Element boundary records

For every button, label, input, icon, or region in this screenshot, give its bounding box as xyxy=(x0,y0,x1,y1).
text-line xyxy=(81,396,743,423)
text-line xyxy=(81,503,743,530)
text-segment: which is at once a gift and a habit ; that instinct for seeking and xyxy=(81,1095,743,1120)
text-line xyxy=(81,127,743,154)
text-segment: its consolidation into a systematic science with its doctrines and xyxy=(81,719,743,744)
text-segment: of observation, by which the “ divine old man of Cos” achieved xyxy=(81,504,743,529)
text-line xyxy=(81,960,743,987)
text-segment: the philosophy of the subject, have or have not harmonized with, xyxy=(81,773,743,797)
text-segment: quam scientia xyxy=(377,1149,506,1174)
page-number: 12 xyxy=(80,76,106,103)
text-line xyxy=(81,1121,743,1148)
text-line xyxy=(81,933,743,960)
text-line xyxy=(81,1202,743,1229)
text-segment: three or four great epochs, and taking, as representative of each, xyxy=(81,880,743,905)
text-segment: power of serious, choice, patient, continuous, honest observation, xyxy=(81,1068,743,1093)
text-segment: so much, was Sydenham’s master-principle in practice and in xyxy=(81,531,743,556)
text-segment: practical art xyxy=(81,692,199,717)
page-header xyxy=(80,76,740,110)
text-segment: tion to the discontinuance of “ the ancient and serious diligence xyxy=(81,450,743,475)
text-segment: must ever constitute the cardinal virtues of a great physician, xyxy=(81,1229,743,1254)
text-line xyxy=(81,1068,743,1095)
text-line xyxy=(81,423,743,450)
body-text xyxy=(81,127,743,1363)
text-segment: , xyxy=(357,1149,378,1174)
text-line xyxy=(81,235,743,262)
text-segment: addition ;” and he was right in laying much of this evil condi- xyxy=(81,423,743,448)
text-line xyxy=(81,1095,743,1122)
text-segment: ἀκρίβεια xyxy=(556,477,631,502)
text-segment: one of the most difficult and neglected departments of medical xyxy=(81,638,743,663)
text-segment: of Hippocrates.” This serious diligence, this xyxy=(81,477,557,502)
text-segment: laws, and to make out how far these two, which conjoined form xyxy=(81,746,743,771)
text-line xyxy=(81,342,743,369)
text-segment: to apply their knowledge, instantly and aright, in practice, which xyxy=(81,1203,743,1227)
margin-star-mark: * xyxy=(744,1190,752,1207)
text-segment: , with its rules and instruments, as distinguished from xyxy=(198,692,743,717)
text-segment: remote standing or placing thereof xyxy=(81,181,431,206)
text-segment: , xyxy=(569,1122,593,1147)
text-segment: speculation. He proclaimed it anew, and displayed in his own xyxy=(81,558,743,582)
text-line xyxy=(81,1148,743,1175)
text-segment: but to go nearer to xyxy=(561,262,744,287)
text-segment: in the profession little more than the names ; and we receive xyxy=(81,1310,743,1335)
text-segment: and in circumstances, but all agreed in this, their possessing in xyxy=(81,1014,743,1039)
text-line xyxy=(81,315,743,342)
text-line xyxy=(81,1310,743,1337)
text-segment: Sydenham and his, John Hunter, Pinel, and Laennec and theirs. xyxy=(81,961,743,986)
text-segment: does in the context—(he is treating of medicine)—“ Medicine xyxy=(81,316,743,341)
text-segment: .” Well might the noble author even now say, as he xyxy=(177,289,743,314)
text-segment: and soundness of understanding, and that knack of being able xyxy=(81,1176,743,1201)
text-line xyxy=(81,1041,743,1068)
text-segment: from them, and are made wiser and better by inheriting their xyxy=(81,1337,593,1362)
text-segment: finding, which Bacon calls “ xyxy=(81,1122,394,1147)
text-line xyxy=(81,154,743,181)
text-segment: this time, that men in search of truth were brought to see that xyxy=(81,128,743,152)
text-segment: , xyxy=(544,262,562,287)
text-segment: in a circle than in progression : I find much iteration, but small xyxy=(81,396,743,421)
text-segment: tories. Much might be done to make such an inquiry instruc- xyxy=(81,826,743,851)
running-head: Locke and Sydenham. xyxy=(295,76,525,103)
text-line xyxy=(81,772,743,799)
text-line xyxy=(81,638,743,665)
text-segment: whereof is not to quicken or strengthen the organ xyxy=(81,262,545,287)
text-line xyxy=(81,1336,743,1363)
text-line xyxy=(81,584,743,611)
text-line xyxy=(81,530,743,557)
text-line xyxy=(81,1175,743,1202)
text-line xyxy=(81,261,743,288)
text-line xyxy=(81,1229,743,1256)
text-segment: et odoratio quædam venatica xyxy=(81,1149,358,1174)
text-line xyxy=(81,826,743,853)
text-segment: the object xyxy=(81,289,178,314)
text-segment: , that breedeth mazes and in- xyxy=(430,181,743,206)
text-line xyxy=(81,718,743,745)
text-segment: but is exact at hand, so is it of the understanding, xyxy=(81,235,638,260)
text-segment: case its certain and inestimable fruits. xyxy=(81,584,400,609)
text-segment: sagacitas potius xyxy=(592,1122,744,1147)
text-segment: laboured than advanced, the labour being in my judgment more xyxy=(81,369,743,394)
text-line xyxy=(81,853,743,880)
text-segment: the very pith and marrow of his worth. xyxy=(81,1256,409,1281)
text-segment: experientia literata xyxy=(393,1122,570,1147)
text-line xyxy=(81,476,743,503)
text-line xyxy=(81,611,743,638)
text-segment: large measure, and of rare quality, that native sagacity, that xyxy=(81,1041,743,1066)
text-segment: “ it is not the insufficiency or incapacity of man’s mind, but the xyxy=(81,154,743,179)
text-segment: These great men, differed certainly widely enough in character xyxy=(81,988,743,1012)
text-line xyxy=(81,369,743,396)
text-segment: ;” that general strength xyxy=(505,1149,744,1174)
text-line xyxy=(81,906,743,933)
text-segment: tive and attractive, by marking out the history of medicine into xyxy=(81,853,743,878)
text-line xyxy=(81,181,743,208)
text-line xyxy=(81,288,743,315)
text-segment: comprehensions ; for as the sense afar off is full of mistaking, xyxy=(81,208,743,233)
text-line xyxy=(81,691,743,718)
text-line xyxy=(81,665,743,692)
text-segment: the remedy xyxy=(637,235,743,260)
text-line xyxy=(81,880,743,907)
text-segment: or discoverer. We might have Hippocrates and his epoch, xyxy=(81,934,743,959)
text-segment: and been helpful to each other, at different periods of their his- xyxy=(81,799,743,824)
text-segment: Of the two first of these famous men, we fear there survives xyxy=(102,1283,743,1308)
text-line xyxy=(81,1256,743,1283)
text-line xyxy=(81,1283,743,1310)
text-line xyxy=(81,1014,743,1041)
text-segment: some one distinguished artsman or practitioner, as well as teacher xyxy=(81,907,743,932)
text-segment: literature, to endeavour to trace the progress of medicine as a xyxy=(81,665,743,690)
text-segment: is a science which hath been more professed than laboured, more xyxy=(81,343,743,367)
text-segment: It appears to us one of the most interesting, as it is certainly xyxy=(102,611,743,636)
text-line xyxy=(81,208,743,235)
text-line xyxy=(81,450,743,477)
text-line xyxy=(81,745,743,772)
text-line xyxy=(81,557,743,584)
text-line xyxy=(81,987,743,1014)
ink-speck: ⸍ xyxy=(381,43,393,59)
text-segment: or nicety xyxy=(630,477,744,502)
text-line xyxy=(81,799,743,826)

- Stated goal: Copy out the data word for word, starting at its first line and ending with the line that contains "text-line xyxy=(81,235,743,262)", including both of those lines.

- Solution:
For every button, label, input, icon, or region in this screenshot, give its bounding box as xyxy=(x0,y0,x1,y1).
text-line xyxy=(81,396,743,423)
text-line xyxy=(81,503,743,530)
text-segment: which is at once a gift and a habit ; that instinct for seeking and xyxy=(81,1095,743,1120)
text-line xyxy=(81,127,743,154)
text-segment: its consolidation into a systematic science with its doctrines and xyxy=(81,719,743,744)
text-segment: of observation, by which the “ divine old man of Cos” achieved xyxy=(81,504,743,529)
text-line xyxy=(81,960,743,987)
text-segment: the philosophy of the subject, have or have not harmonized with, xyxy=(81,773,743,797)
text-segment: quam scientia xyxy=(377,1149,506,1174)
page-number: 12 xyxy=(80,76,106,103)
text-line xyxy=(81,1121,743,1148)
text-line xyxy=(81,933,743,960)
text-line xyxy=(81,1202,743,1229)
text-segment: three or four great epochs, and taking, as representative of each, xyxy=(81,880,743,905)
text-segment: power of serious, choice, patient, continuous, honest observation, xyxy=(81,1068,743,1093)
text-segment: so much, was Sydenham’s master-principle in practice and in xyxy=(81,531,743,556)
text-segment: practical art xyxy=(81,692,199,717)
page-header xyxy=(80,76,740,110)
text-segment: tion to the discontinuance of “ the ancient and serious diligence xyxy=(81,450,743,475)
text-segment: must ever constitute the cardinal virtues of a great physician, xyxy=(81,1229,743,1254)
text-line xyxy=(81,1068,743,1095)
text-line xyxy=(81,423,743,450)
body-text xyxy=(81,127,743,1363)
text-segment: , xyxy=(357,1149,378,1174)
text-line xyxy=(81,235,743,262)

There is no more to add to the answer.